This all started on a crisp, cool day in November—yesterday, in fact. I’ve spent some time lately improving some of our cut-scene creation tools and scripts. I figured it’d be simple to pop in and add a bit of extra functionality. Mistake number one.
You see, I was testing a new, but long-overdue feature that allows characters to look at things during cut-scenes. While we’ve been able to do this for awhile during other parts of the game, our junk only needed one small tweak and our characters would be a little more lifelike during cut-scenes. All was working well… or so I thought. Or so anyone thinks right before a gameplay bug rears its ugly, diseased head.
A bug is simply some bit of undesirable behavior on the part of your program. Could be something that you accidentally introduced, some mistaken assumption or piece of faulty logic—it could be something out of your hands entirely. That’s what makes programming so fun! And demoralizing.
Here’s what this particular bug does: about 60 seconds into the cut-scene, all dialogue windows abruptly close, as shown above. No matter what’s written on the screen, or what the progress of the cut-scene is or where the characters are positioned—wham! Lights out, words.
Normally, this wouldn’t be as big of an issue, because a later part of the cut-scene would, in theory, display the dialogue windows again and allow me to at least go through the entire cut-scene. This time was different though—smelled different, even. Like anguish.
As for who was the responsible party, there were some obvious candidates (spoilers: it was actually me, the programmer) For starters, you have this punk-ass plant chillin’ near the end of the cutscene, who could somehow be shutting down the whole thing. Lots of potential causes, folks. (no there isn’t, it was my fault the whole time.)
When trying to hunt down a bug, it’s nice to rule out the obvious or even usual suspects, that way you don’t spend an embarrassing amount of time going down a rabbit hole when the real bug is just on the surface. Unfortunately for me, quickly ripping out all the newly-added code didn’t eliminate the bug, nor did harvesting that plant; the dialogue windows still kept closing themselves, which indicated that there might be a bit of work involved in figuring this one out. The next step, then, was to start… debugging.

- _Dataset extract_:

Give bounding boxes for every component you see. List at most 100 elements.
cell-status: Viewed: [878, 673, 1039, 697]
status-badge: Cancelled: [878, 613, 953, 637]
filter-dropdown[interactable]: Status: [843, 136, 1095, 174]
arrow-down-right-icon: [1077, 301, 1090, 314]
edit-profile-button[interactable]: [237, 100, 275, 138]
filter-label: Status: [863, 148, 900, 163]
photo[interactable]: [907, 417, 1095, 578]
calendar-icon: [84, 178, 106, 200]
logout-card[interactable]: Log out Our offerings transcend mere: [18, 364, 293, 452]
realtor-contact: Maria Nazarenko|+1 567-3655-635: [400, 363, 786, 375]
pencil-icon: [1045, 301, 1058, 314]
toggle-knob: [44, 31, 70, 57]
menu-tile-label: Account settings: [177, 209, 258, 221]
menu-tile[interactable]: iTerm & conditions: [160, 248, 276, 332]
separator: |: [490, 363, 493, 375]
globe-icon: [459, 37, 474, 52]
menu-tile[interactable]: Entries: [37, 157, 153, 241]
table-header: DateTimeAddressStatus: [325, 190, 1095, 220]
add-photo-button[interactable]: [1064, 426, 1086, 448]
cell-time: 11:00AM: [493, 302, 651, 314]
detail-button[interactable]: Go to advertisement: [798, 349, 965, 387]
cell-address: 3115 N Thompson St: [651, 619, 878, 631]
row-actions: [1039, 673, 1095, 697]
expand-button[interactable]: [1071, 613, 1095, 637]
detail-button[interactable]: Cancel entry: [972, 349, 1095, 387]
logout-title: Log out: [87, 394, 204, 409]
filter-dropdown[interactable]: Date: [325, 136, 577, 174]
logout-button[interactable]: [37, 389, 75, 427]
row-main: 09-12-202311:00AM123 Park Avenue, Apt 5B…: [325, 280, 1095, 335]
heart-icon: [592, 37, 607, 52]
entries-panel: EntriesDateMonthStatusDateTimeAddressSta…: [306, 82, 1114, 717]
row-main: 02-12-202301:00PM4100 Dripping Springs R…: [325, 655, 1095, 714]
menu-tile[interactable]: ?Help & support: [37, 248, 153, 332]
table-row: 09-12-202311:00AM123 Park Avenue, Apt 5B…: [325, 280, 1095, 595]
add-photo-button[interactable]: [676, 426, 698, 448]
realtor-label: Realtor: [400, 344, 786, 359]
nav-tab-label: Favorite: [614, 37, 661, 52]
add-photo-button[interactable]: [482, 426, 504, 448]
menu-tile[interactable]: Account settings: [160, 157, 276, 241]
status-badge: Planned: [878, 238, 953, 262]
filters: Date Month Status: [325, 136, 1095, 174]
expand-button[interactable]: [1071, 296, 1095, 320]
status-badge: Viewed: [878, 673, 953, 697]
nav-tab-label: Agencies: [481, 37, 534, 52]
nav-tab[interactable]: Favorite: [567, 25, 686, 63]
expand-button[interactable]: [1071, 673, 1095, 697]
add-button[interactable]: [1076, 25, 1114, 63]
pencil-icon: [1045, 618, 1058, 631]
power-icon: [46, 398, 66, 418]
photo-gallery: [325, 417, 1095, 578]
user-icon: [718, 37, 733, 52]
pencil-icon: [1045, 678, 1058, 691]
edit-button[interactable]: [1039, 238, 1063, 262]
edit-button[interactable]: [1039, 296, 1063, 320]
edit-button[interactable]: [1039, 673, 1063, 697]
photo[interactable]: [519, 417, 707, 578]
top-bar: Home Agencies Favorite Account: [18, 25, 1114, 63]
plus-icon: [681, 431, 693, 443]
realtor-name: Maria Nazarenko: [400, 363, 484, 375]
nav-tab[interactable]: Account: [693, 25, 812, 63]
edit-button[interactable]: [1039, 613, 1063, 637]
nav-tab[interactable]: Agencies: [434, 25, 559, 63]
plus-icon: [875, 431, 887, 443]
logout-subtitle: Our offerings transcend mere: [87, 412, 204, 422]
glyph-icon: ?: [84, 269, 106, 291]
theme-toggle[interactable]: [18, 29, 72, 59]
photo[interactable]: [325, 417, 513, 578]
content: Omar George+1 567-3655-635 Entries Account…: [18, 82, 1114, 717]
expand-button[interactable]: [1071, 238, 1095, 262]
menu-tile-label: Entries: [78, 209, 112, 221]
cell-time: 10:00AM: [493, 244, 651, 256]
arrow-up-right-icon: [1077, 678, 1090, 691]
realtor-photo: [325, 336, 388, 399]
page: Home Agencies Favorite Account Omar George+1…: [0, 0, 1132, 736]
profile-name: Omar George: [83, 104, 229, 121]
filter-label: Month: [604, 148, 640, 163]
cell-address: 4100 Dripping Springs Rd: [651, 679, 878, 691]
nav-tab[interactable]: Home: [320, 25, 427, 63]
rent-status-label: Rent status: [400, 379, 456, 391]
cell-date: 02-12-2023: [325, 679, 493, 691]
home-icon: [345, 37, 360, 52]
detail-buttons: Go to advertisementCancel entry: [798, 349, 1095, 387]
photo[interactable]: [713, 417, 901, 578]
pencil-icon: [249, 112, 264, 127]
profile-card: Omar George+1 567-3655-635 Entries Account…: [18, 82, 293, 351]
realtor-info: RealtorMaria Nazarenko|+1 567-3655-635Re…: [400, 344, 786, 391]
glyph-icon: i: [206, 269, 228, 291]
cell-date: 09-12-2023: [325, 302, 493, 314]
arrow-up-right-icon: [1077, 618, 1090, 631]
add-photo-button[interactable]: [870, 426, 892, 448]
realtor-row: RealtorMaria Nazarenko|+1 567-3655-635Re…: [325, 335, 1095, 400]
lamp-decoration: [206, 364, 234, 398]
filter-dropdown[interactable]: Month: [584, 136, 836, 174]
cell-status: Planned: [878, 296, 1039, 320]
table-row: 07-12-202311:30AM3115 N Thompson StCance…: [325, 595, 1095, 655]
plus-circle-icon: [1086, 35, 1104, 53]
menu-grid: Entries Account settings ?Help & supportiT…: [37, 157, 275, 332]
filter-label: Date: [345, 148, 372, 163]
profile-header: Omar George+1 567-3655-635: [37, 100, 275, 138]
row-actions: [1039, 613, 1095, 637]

- _What this exercise asks_:
[1] In the cut-scene bug post, rewrite everything from "Here’s what this" down to "even. Like anguish.", putting "text boxes" in place of "dialogue windows".
[2] Answer these questions from the cut-scene bug post:
(a) In what month did this all start?
(b) About how many seconds into the cut-scene do the dialogue windows close?
(c) Besides ripping out the newly-added code, what else was done that failed to eliminate the bug?

- _Responses to the tasks_:
[1]
Here’s what this particular bug does: about 60 seconds into the cut-scene, all text boxes abruptly close, as shown above. No matter what’s written on the screen, or what the progress of the cut-scene is or where the characters are positioned—wham! Lights out, words.
Normally, this wouldn’t be as big of an issue, because a later part of the cut-scene would, in theory, display the text boxes again and allow me to at least go through the entire cut-scene. This time was different though—smelled different, even. Like anguish.

[2]
(a) November.
(b) About 60 seconds.
(c) Harvesting the plant.